JOB: Return, unchanged, the lines from the one containing "- plot-area: 0.50" through the one containing "- legend-range-low: 1.0: [2180, 225, 2202, 242]", with both of those lines included.

+===+

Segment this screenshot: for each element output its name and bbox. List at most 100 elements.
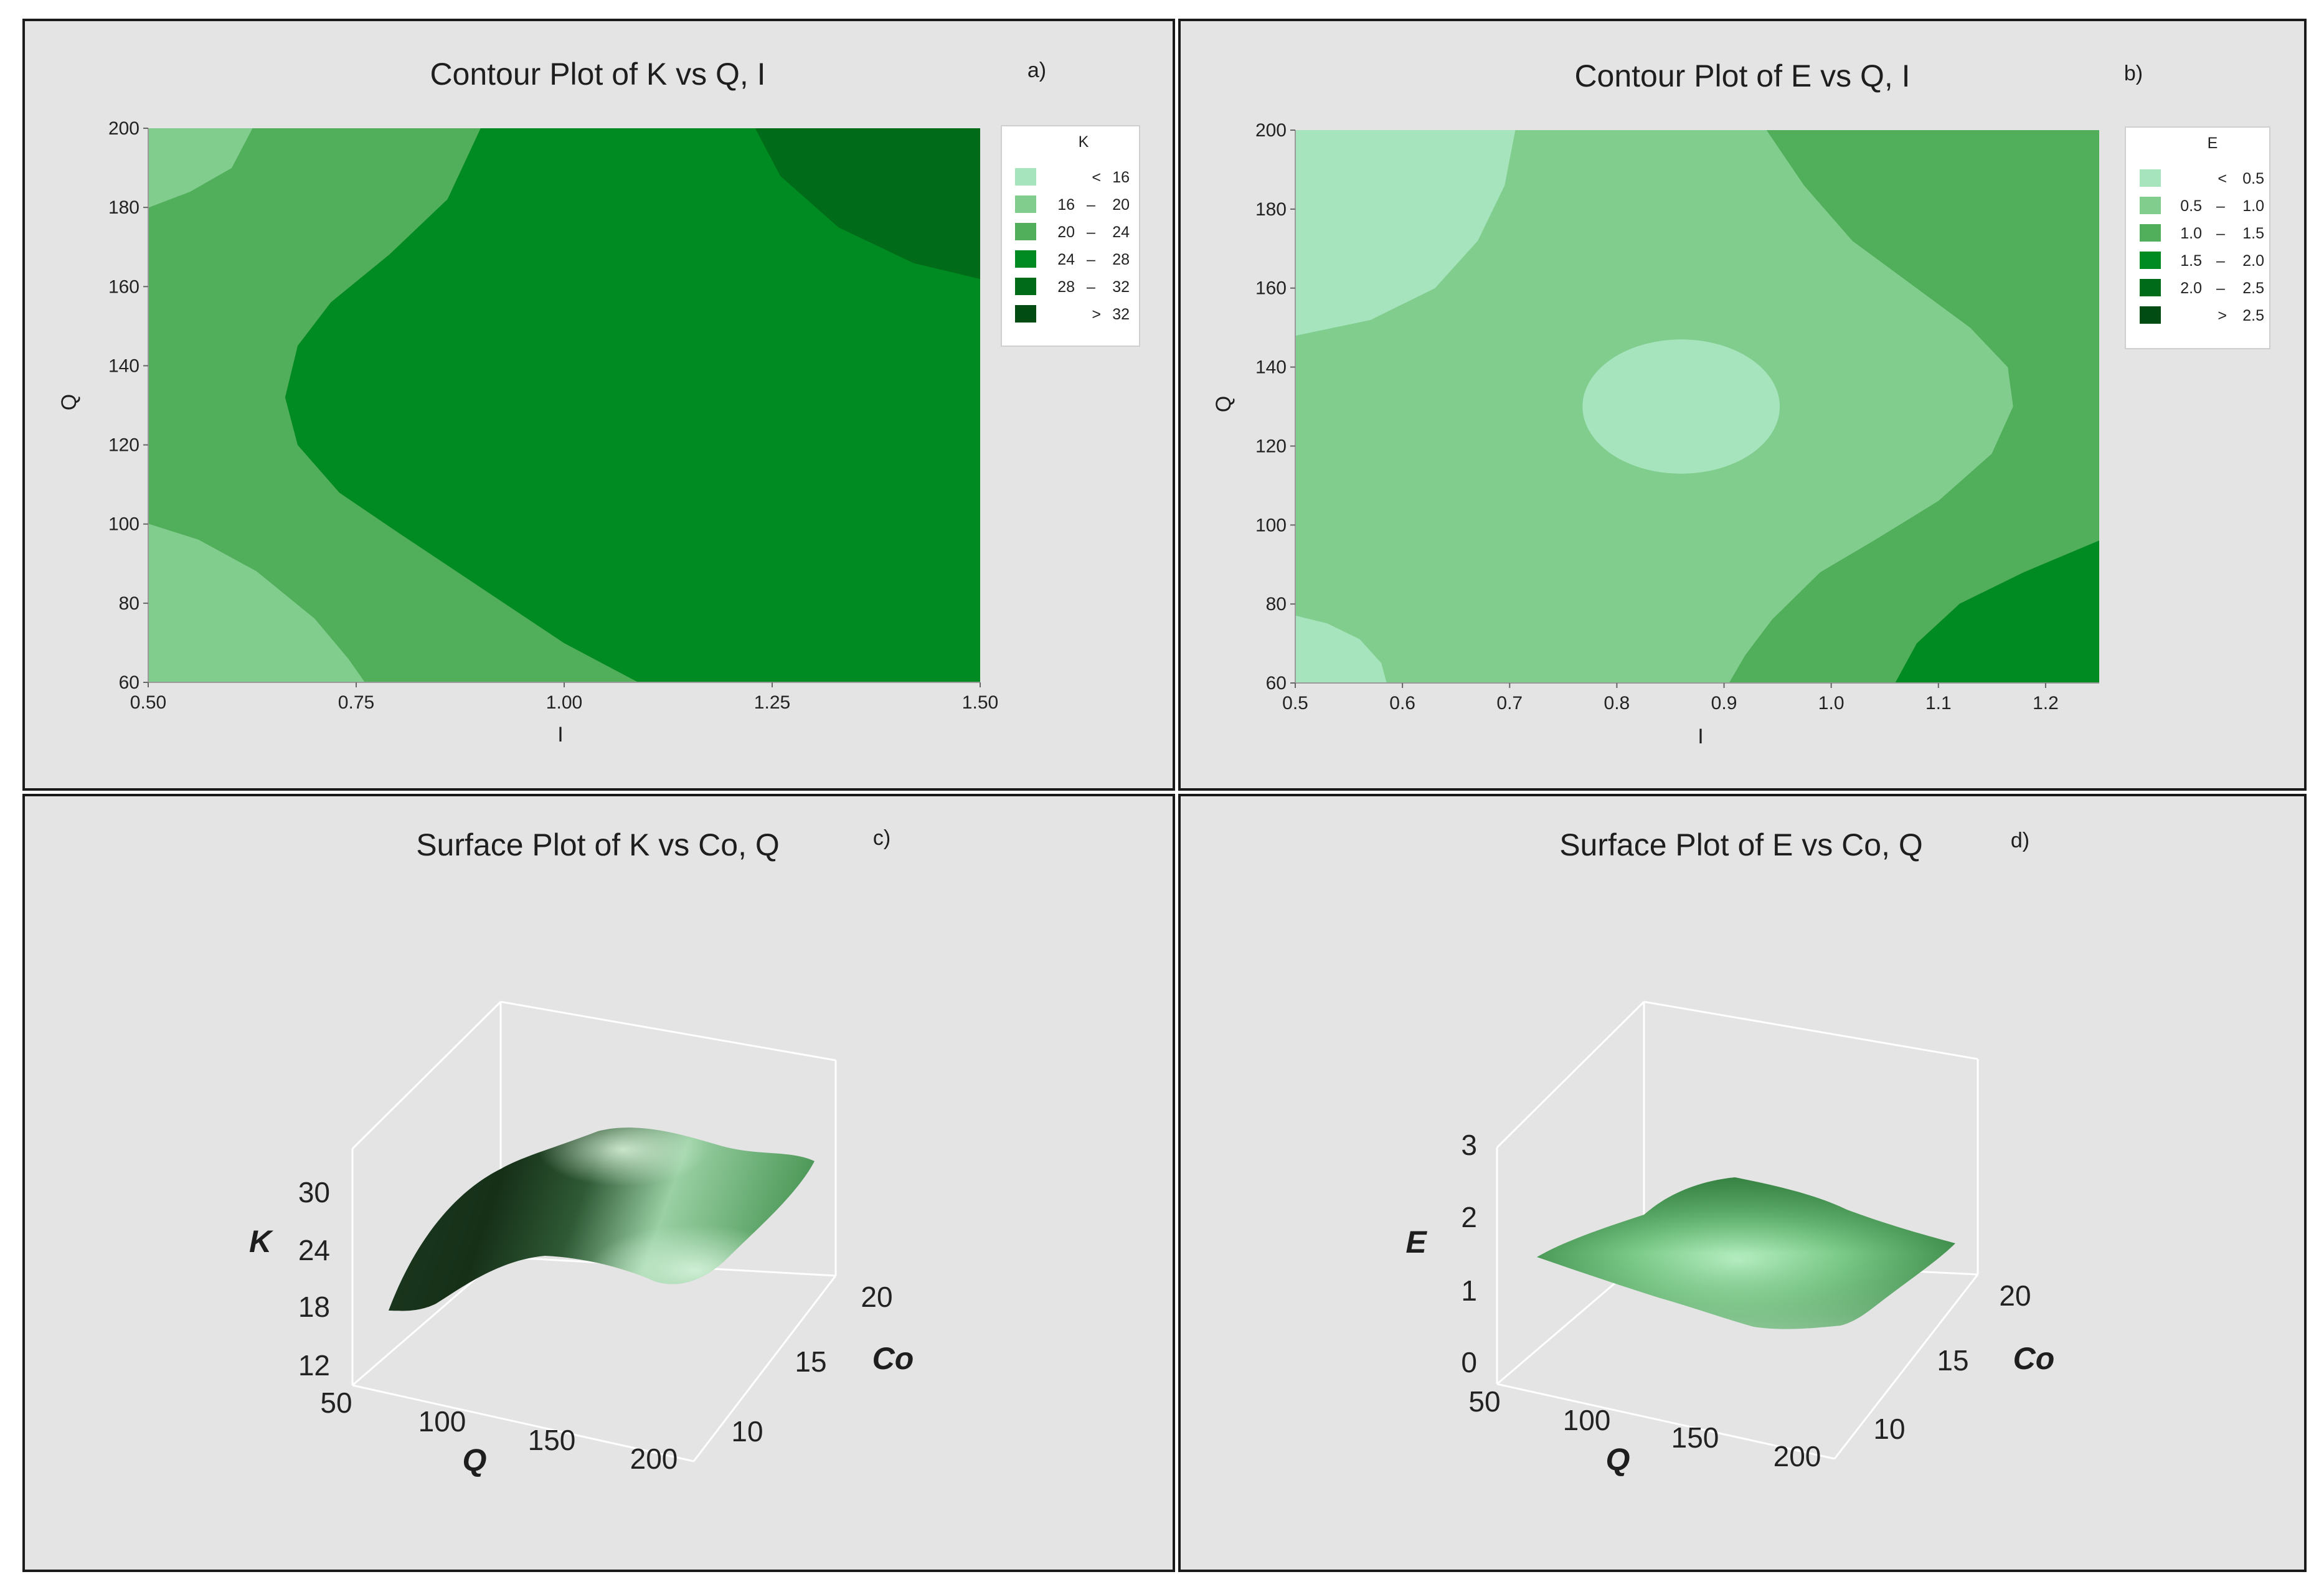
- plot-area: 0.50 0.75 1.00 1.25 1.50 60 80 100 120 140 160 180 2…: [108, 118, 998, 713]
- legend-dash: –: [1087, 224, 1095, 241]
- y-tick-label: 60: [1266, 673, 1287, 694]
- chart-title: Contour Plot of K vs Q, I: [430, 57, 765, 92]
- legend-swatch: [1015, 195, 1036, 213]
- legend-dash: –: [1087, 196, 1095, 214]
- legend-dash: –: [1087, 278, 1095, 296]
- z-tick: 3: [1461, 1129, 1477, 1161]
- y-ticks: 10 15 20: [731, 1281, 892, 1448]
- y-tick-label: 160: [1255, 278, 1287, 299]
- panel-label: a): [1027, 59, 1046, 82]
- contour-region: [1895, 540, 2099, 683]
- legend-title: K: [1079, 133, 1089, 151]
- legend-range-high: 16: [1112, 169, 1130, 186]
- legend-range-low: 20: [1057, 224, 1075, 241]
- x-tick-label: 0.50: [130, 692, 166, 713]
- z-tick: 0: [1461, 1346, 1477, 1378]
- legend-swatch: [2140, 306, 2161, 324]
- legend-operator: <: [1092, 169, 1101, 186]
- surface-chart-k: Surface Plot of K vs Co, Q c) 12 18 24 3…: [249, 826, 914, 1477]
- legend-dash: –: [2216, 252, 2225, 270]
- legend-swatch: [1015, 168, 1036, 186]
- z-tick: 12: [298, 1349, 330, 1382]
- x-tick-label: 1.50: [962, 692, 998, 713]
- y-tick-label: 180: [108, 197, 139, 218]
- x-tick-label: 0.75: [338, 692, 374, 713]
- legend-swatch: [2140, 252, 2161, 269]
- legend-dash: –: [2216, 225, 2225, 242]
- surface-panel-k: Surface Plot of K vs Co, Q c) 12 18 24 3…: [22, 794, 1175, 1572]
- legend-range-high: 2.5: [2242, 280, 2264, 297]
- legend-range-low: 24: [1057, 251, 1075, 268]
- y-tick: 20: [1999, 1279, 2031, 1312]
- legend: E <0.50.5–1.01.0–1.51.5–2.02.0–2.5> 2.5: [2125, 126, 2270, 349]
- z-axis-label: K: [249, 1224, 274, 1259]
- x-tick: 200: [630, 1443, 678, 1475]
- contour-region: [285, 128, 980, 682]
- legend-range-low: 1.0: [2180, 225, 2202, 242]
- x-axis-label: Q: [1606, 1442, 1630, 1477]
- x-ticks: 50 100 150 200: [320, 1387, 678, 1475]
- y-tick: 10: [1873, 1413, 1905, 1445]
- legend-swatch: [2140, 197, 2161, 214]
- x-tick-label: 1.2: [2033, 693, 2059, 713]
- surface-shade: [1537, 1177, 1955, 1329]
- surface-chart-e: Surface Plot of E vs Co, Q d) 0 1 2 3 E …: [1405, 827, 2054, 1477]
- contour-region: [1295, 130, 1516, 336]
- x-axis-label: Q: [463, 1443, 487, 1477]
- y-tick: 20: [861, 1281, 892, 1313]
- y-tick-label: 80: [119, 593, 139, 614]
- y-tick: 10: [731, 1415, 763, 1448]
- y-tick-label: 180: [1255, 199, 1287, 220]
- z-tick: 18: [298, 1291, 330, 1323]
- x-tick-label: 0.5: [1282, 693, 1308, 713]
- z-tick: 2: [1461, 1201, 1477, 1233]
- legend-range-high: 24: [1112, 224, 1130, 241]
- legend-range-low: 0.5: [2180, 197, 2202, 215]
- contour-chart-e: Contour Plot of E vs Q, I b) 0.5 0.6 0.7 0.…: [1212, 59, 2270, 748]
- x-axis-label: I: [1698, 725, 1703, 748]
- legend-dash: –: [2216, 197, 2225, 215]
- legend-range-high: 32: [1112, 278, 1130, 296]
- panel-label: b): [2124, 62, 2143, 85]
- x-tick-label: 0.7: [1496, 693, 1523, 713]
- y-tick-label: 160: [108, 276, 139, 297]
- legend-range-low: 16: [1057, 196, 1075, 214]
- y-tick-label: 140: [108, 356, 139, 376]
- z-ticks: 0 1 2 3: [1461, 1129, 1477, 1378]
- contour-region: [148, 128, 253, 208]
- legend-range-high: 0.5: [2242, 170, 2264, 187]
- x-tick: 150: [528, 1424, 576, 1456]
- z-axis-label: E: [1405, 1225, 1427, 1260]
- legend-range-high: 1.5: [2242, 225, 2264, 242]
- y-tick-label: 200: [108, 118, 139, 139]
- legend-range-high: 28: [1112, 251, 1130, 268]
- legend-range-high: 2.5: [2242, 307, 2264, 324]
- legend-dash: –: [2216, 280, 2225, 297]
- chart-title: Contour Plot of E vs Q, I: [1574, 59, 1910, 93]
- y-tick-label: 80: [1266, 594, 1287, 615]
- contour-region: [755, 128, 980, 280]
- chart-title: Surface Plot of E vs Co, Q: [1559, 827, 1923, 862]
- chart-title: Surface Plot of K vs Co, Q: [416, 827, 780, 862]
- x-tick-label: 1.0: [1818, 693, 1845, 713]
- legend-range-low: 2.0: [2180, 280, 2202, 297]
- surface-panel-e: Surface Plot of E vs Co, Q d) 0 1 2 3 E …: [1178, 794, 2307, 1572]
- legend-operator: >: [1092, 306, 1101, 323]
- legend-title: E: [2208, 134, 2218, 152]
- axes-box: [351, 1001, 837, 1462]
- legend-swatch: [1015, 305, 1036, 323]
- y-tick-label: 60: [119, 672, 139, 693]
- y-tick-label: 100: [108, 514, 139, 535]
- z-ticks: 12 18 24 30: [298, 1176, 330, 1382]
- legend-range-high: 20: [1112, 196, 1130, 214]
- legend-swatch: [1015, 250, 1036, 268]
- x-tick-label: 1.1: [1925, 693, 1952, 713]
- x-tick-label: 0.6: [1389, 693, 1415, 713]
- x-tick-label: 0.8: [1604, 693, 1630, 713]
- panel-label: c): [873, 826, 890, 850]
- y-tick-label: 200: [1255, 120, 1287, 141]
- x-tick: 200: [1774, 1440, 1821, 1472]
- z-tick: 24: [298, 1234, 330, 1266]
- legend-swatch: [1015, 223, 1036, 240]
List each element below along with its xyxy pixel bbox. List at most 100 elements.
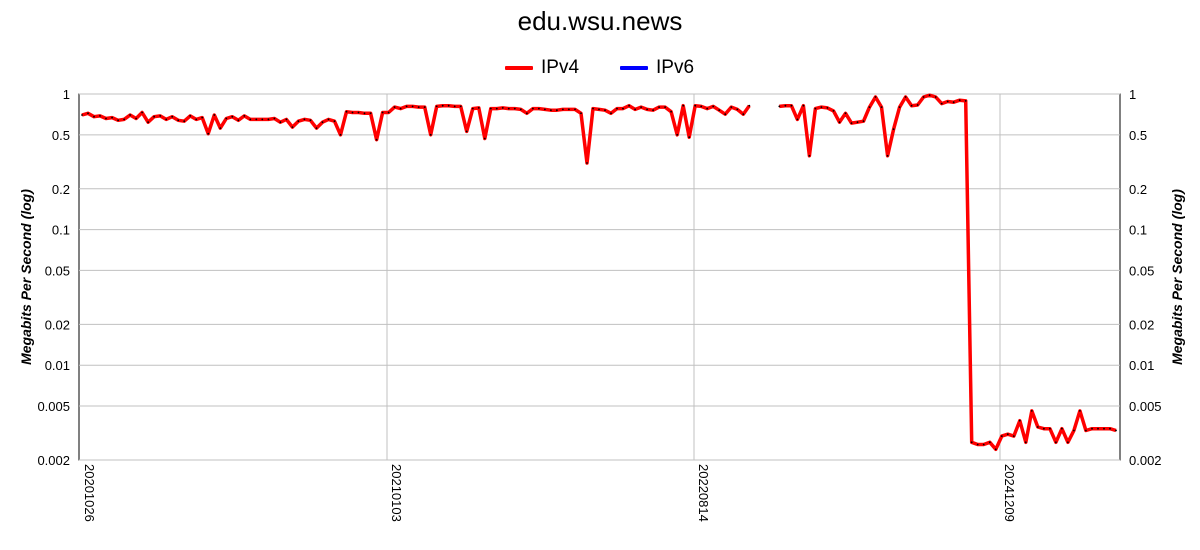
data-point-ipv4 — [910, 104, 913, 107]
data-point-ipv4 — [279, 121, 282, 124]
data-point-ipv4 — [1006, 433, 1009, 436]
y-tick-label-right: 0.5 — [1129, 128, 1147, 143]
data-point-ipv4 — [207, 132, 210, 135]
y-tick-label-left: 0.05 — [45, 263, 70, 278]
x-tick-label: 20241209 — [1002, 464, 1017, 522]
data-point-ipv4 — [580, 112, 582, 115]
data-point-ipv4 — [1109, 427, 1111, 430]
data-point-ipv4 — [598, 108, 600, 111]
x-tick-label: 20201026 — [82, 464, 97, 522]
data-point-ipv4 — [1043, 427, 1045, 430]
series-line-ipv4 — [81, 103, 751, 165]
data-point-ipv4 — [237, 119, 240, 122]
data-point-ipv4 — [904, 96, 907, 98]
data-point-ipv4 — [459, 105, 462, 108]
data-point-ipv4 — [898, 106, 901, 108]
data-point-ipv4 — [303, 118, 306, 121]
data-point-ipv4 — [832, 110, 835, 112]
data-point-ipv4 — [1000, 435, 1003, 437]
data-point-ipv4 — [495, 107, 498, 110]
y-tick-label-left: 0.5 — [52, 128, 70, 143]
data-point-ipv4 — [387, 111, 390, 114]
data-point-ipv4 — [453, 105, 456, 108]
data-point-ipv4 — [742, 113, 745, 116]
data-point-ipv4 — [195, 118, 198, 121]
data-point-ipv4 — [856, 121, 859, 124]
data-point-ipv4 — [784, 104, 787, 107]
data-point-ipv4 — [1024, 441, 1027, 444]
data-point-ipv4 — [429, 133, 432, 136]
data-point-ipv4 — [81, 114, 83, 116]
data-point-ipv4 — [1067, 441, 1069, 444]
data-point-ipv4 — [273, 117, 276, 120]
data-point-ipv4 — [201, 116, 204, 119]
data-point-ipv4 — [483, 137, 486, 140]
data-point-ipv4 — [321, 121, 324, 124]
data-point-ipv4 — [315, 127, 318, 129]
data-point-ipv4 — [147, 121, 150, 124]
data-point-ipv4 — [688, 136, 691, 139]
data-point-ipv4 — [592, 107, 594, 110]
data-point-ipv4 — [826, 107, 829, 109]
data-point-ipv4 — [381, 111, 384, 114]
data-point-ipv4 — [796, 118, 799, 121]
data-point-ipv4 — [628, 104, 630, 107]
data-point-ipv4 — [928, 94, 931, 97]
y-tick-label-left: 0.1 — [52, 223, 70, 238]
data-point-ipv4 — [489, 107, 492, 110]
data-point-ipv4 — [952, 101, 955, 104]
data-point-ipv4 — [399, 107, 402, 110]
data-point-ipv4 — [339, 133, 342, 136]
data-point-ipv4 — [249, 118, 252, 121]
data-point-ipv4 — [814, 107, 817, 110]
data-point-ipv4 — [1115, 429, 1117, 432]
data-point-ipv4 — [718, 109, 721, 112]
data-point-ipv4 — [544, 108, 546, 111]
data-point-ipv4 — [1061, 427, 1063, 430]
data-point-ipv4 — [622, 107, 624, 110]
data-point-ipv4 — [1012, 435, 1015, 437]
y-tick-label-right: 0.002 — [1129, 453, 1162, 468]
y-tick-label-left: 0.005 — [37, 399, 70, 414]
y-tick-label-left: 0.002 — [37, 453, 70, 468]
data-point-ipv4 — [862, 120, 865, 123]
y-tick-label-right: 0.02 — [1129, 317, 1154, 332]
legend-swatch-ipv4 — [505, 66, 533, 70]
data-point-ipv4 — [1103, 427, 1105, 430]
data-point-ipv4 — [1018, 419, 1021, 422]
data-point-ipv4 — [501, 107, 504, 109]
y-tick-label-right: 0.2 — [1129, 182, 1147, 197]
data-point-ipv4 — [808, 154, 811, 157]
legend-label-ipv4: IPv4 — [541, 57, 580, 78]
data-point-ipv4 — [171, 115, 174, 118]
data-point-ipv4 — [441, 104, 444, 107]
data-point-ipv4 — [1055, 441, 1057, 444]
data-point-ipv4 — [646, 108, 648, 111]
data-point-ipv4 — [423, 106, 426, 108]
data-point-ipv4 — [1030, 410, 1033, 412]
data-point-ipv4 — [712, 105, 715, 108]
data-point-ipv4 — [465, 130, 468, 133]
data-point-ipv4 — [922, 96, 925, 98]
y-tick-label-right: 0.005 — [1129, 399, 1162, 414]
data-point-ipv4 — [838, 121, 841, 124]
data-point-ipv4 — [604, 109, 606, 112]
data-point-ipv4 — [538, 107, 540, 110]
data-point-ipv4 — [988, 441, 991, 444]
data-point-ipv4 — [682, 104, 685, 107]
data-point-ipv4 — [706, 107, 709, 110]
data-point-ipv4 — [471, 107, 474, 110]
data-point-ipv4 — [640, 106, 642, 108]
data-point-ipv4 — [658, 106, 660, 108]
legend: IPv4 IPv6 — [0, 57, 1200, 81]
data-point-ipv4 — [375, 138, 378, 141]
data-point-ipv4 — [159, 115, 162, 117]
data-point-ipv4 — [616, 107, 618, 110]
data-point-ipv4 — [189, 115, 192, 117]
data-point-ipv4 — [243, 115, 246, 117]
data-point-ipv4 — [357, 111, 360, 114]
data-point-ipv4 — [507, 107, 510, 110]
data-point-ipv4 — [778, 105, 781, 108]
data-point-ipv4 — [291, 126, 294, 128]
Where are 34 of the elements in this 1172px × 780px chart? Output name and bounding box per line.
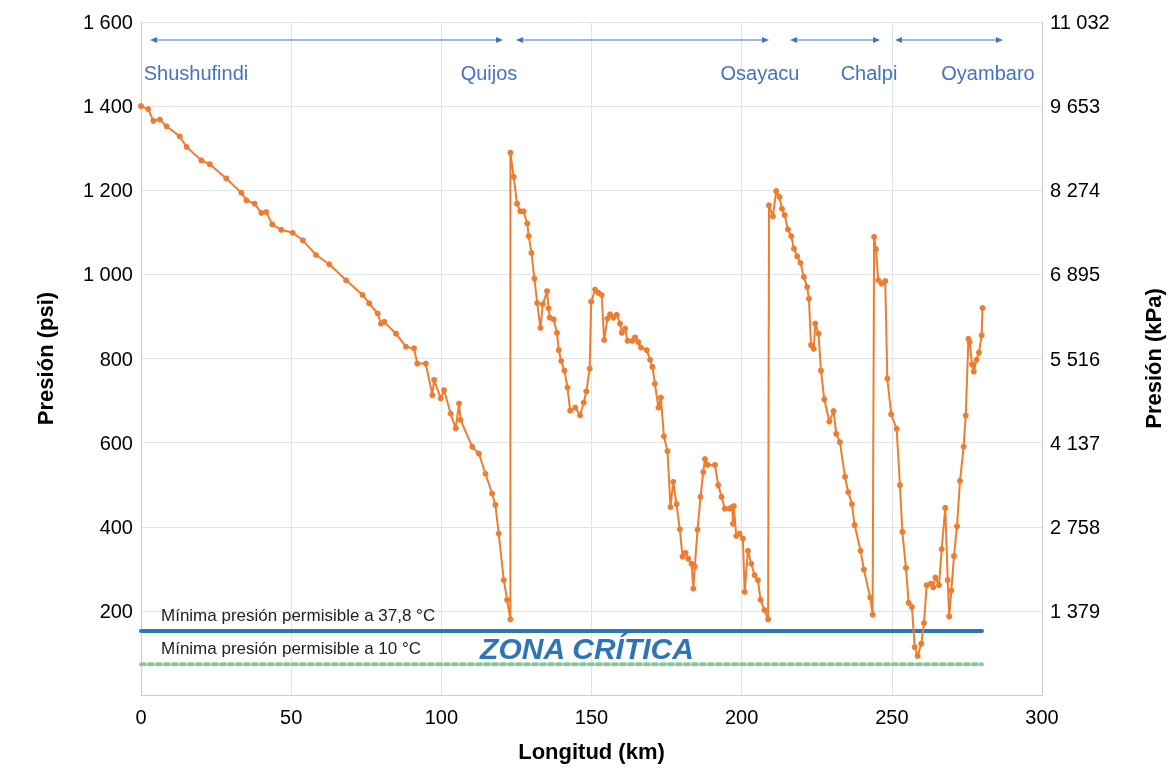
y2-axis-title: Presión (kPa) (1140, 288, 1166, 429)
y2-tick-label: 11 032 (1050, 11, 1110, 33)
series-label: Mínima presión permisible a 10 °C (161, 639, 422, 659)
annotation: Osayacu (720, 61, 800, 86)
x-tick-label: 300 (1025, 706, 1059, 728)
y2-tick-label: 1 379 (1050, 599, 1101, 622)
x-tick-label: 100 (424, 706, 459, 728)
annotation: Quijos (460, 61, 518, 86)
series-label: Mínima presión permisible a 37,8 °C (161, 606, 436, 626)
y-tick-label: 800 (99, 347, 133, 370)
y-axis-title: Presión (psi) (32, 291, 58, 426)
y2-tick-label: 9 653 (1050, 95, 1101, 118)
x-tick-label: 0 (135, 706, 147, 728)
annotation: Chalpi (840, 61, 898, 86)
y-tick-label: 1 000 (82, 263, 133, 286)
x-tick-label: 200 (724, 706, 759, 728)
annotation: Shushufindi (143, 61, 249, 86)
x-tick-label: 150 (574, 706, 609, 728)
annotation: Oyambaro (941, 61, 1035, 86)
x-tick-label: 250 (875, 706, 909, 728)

+===+

TASK RESPONSE:
- plot-area: 0.50 0.75 1.00 1.25 1.50 60 80 100 120 140 160 180 2…: [108, 118, 998, 713]
- legend-dash: –: [1087, 224, 1095, 241]
- y-tick-label: 60: [1266, 673, 1287, 694]
- chart-title: Contour Plot of K vs Q, I: [430, 57, 765, 92]
- legend-swatch: [1015, 195, 1036, 213]
- legend-dash: –: [1087, 196, 1095, 214]
- legend-dash: –: [1087, 278, 1095, 296]
- z-tick: 3: [1461, 1129, 1477, 1161]
- y-ticks: 10 15 20: [731, 1281, 892, 1448]
- y-tick-label: 160: [1255, 278, 1287, 299]
- panel-label: a): [1027, 59, 1046, 82]
- contour-region: [1895, 540, 2099, 683]
- legend-title: K: [1079, 133, 1089, 151]
- legend-range-high: 16: [1112, 169, 1130, 186]
- legend-range-low: 20: [1057, 224, 1075, 241]
- x-tick-label: 0.50: [130, 692, 166, 713]
- z-tick: 0: [1461, 1346, 1477, 1378]
- legend-swatch: [2140, 306, 2161, 324]
- legend-operator: <: [1092, 169, 1101, 186]
- surface-chart-k: Surface Plot of K vs Co, Q c) 12 18 24 3…: [249, 826, 914, 1477]
- legend-dash: –: [2216, 252, 2225, 270]
- legend-swatch: [1015, 168, 1036, 186]
- z-tick: 12: [298, 1349, 330, 1382]
- x-tick-label: 1.50: [962, 692, 998, 713]
- y-tick-label: 180: [108, 197, 139, 218]
- x-tick-label: 0.75: [338, 692, 374, 713]
- legend-swatch: [2140, 252, 2161, 269]
- legend-dash: –: [2216, 225, 2225, 242]
- surface-panel-k: Surface Plot of K vs Co, Q c) 12 18 24 3…: [22, 794, 1175, 1572]
- legend-range-high: 2.5: [2242, 280, 2264, 297]
- legend-range-low: 24: [1057, 251, 1075, 268]
- y-tick: 20: [1999, 1279, 2031, 1312]
- legend: E <0.50.5–1.01.0–1.51.5–2.02.0–2.5> 2.5: [2125, 126, 2270, 349]
- z-axis-label: K: [249, 1224, 274, 1259]
- x-tick: 200: [630, 1443, 678, 1475]
- contour-region: [285, 128, 980, 682]
- legend-range-low: 1.0: [2180, 225, 2202, 242]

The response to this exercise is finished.